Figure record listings
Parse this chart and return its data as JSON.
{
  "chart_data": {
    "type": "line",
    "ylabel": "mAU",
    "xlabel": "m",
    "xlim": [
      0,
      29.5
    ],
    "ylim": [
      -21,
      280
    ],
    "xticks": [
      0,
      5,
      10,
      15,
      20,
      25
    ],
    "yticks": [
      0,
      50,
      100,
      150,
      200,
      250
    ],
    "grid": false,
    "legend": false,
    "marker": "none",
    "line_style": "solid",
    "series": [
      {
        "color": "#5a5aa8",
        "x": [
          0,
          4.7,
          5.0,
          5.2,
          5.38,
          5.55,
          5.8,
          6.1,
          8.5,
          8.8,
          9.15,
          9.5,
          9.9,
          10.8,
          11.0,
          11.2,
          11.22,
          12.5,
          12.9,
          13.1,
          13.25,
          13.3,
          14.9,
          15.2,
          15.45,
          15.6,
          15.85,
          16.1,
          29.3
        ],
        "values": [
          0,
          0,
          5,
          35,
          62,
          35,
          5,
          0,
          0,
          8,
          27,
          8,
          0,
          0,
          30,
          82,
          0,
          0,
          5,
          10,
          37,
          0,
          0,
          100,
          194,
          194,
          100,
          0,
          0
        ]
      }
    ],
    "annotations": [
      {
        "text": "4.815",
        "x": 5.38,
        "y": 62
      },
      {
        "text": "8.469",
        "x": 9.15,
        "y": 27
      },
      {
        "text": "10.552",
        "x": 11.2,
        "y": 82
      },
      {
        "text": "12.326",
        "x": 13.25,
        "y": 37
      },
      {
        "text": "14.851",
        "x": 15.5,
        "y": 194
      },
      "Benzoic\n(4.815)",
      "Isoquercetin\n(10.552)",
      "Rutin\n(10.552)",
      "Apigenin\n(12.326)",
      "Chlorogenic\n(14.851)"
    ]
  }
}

...

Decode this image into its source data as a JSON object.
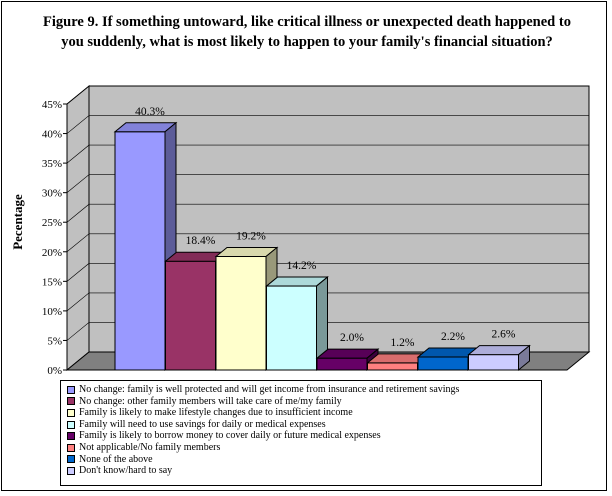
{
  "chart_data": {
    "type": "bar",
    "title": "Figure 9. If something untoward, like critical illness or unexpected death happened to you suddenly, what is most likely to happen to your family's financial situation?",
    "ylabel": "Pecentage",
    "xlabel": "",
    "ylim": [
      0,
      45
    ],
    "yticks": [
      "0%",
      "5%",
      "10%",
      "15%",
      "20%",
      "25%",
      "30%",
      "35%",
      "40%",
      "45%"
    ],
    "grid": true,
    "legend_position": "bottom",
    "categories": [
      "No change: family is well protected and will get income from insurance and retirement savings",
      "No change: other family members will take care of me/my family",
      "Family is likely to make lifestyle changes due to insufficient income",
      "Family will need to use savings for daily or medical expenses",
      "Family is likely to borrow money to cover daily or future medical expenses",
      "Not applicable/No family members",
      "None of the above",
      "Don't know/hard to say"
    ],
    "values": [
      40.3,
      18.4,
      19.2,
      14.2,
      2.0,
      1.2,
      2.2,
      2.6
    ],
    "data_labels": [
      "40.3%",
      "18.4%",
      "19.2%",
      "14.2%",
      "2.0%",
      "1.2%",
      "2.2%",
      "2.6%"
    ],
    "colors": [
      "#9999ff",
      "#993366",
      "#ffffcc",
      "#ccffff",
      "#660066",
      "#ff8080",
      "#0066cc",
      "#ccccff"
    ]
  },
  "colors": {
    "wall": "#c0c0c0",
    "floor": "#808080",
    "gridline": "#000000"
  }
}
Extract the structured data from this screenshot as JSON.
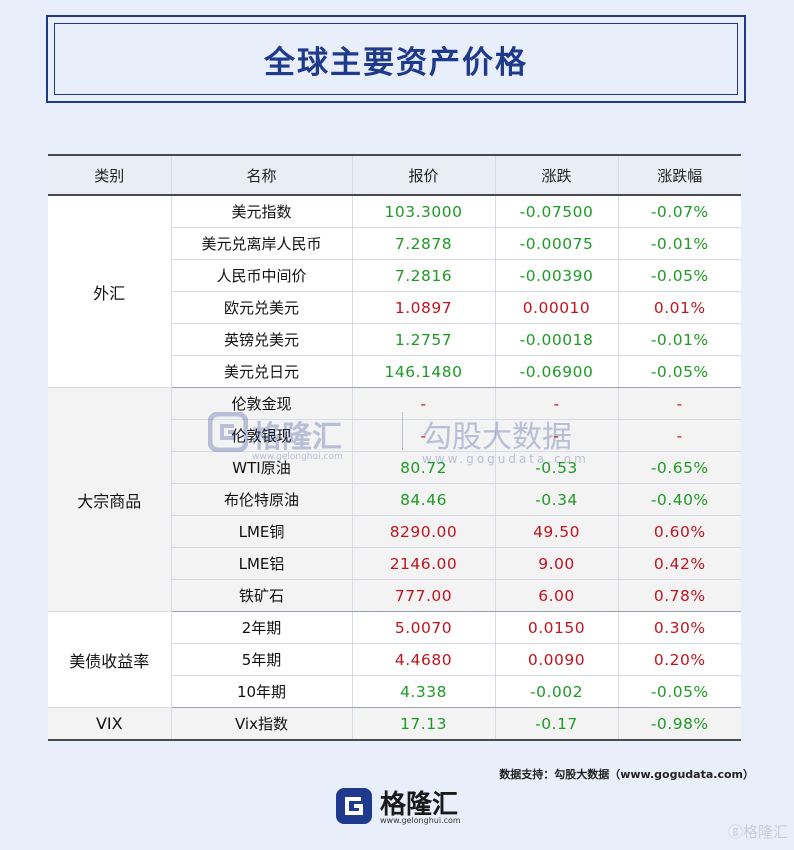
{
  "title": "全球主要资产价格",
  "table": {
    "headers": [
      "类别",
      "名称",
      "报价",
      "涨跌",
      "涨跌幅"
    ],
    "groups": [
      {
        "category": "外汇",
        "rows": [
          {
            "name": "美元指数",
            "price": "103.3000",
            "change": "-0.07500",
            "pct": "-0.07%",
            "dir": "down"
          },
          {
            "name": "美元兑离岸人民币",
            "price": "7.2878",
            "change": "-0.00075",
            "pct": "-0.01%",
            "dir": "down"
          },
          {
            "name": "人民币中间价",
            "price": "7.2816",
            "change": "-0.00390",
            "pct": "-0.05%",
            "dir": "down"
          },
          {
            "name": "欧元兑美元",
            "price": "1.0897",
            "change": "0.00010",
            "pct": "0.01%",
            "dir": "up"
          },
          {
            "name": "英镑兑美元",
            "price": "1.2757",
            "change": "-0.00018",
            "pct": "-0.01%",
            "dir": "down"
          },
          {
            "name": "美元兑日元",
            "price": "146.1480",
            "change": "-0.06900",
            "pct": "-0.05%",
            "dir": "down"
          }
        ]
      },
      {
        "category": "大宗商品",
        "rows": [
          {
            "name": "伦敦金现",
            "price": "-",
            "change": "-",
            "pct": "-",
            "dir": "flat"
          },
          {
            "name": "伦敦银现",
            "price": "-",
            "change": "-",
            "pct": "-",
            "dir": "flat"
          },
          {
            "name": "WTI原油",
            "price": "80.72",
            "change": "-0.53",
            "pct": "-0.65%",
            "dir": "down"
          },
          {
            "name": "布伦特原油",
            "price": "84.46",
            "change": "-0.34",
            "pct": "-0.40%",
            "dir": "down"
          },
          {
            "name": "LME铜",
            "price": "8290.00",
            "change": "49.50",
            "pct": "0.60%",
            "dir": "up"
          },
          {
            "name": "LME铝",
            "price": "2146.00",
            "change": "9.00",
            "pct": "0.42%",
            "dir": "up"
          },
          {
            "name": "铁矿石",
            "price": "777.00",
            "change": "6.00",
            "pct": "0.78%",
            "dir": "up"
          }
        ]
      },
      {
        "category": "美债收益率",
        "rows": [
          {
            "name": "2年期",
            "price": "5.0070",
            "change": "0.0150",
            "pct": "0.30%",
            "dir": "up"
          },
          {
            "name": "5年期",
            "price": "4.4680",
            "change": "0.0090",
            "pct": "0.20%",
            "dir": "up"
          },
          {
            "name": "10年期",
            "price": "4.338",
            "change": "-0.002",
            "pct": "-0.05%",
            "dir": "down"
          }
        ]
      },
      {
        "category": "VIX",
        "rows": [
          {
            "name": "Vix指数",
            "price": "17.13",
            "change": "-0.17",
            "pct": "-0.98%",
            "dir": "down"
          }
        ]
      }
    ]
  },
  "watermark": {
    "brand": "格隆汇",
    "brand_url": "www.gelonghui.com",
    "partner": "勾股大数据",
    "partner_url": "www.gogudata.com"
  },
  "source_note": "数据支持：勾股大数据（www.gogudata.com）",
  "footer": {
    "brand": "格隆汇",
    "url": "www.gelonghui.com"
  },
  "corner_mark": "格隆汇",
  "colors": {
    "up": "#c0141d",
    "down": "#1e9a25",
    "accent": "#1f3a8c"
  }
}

** Task to carry out **
Locate the string "勾股大数据" in the listing above and copy every line where it occurs.

** The solution **
    "partner": "勾股大数据",
  "source_note": "数据支持：勾股大数据（www.gogudata.com）",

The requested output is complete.